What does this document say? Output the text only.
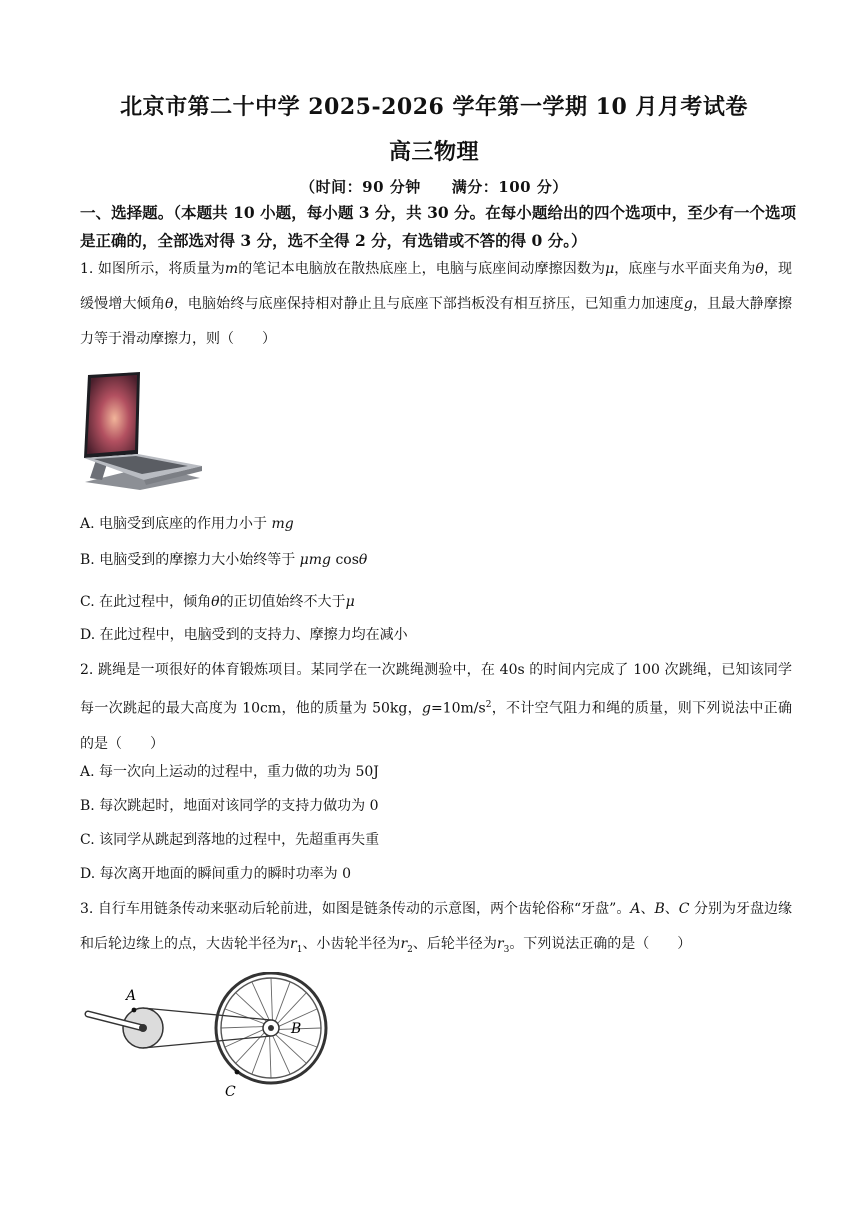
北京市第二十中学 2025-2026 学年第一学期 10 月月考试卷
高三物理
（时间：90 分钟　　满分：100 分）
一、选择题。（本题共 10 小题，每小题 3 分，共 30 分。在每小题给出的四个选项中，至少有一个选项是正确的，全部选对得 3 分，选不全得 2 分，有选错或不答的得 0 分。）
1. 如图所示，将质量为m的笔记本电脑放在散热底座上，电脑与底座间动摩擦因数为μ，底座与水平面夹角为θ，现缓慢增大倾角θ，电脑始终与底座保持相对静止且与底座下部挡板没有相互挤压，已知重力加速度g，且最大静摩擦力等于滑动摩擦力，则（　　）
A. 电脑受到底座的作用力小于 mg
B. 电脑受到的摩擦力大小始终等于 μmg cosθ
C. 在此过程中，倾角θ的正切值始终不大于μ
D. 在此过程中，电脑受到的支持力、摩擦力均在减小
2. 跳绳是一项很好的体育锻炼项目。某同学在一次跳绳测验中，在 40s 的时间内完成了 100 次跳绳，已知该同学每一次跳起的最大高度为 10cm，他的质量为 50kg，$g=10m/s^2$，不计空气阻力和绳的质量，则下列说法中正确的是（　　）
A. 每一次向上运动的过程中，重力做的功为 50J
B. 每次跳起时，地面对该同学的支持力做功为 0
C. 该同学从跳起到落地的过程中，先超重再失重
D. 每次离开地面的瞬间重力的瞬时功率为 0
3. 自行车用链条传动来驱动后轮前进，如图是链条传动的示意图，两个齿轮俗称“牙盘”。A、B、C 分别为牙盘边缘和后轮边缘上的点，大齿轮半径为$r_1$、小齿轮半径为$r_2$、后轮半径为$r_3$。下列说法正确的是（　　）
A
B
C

################

*What is asked:* Pictures are excluded; repeat every record exactly.

*Answer to the exercise:*
What does this document say? Output the text only.
北京市第二十中学 2025-2026 学年第一学期 10 月月考试卷
高三物理
（时间：90 分钟　　满分：100 分）
一、选择题。（本题共 10 小题，每小题 3 分，共 30 分。在每小题给出的四个选项中，至少有一个选项是正确的，全部选对得 3 分，选不全得 2 分，有选错或不答的得 0 分。）
1. 如图所示，将质量为m的笔记本电脑放在散热底座上，电脑与底座间动摩擦因数为μ，底座与水平面夹角为θ，现缓慢增大倾角θ，电脑始终与底座保持相对静止且与底座下部挡板没有相互挤压，已知重力加速度g，且最大静摩擦力等于滑动摩擦力，则（　　）
A. 电脑受到底座的作用力小于 mg
B. 电脑受到的摩擦力大小始终等于 μmg cosθ
C. 在此过程中，倾角θ的正切值始终不大于μ
D. 在此过程中，电脑受到的支持力、摩擦力均在减小
2. 跳绳是一项很好的体育锻炼项目。某同学在一次跳绳测验中，在 40s 的时间内完成了 100 次跳绳，已知该同学每一次跳起的最大高度为 10cm，他的质量为 50kg，$g=10m/s^2$，不计空气阻力和绳的质量，则下列说法中正确的是（　　）
A. 每一次向上运动的过程中，重力做的功为 50J
B. 每次跳起时，地面对该同学的支持力做功为 0
C. 该同学从跳起到落地的过程中，先超重再失重
D. 每次离开地面的瞬间重力的瞬时功率为 0
3. 自行车用链条传动来驱动后轮前进，如图是链条传动的示意图，两个齿轮俗称“牙盘”。A、B、C 分别为牙盘边缘和后轮边缘上的点，大齿轮半径为$r_1$、小齿轮半径为$r_2$、后轮半径为$r_3$。下列说法正确的是（　　）
A
B
C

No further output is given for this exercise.